(Work to complete):
Return the material exactly as supplied, apart from the pictures, which are omitted.

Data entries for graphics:
*-*-*
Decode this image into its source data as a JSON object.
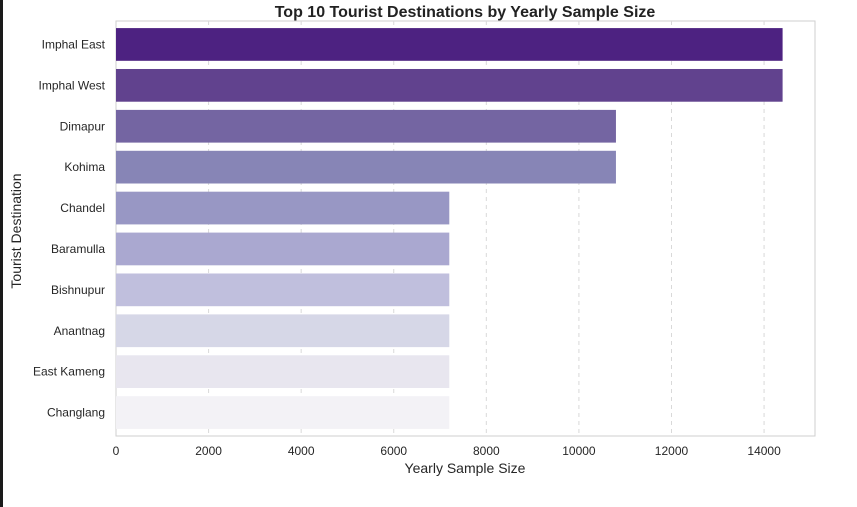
{
  "chart_data": {
    "type": "bar",
    "orientation": "horizontal",
    "title": "Top 10 Tourist Destinations by Yearly Sample Size",
    "xlabel": "Yearly Sample Size",
    "ylabel": "Tourist Destination",
    "categories": [
      "Imphal East",
      "Imphal West",
      "Dimapur",
      "Kohima",
      "Chandel",
      "Baramulla",
      "Bishnupur",
      "Anantnag",
      "East Kameng",
      "Changlang"
    ],
    "values": [
      14400,
      14400,
      10800,
      10800,
      7200,
      7200,
      7200,
      7200,
      7200,
      7200
    ],
    "colors": [
      "#4d2281",
      "#61428e",
      "#7465a2",
      "#8785b6",
      "#9897c4",
      "#aaa8d0",
      "#c0bfdd",
      "#d6d7e7",
      "#e8e6ef",
      "#f3f2f6"
    ],
    "xlim": [
      0,
      15100
    ],
    "xticks": [
      0,
      2000,
      4000,
      6000,
      8000,
      10000,
      12000,
      14000
    ],
    "grid": "x-dashed",
    "legend": "none"
  }
}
*-*-*
(Result for this task):
Decode this image into its source data as a JSON object.
{
  "chart_data": {
    "type": "bar",
    "orientation": "horizontal",
    "title": "Top 10 Tourist Destinations by Yearly Sample Size",
    "xlabel": "Yearly Sample Size",
    "ylabel": "Tourist Destination",
    "categories": [
      "Imphal East",
      "Imphal West",
      "Dimapur",
      "Kohima",
      "Chandel",
      "Baramulla",
      "Bishnupur",
      "Anantnag",
      "East Kameng",
      "Changlang"
    ],
    "values": [
      14400,
      14400,
      10800,
      10800,
      7200,
      7200,
      7200,
      7200,
      7200,
      7200
    ],
    "colors": [
      "#4d2281",
      "#61428e",
      "#7465a2",
      "#8785b6",
      "#9897c4",
      "#aaa8d0",
      "#c0bfdd",
      "#d6d7e7",
      "#e8e6ef",
      "#f3f2f6"
    ],
    "xlim": [
      0,
      15100
    ],
    "xticks": [
      0,
      2000,
      4000,
      6000,
      8000,
      10000,
      12000,
      14000
    ],
    "grid": "x-dashed",
    "legend": "none"
  }
}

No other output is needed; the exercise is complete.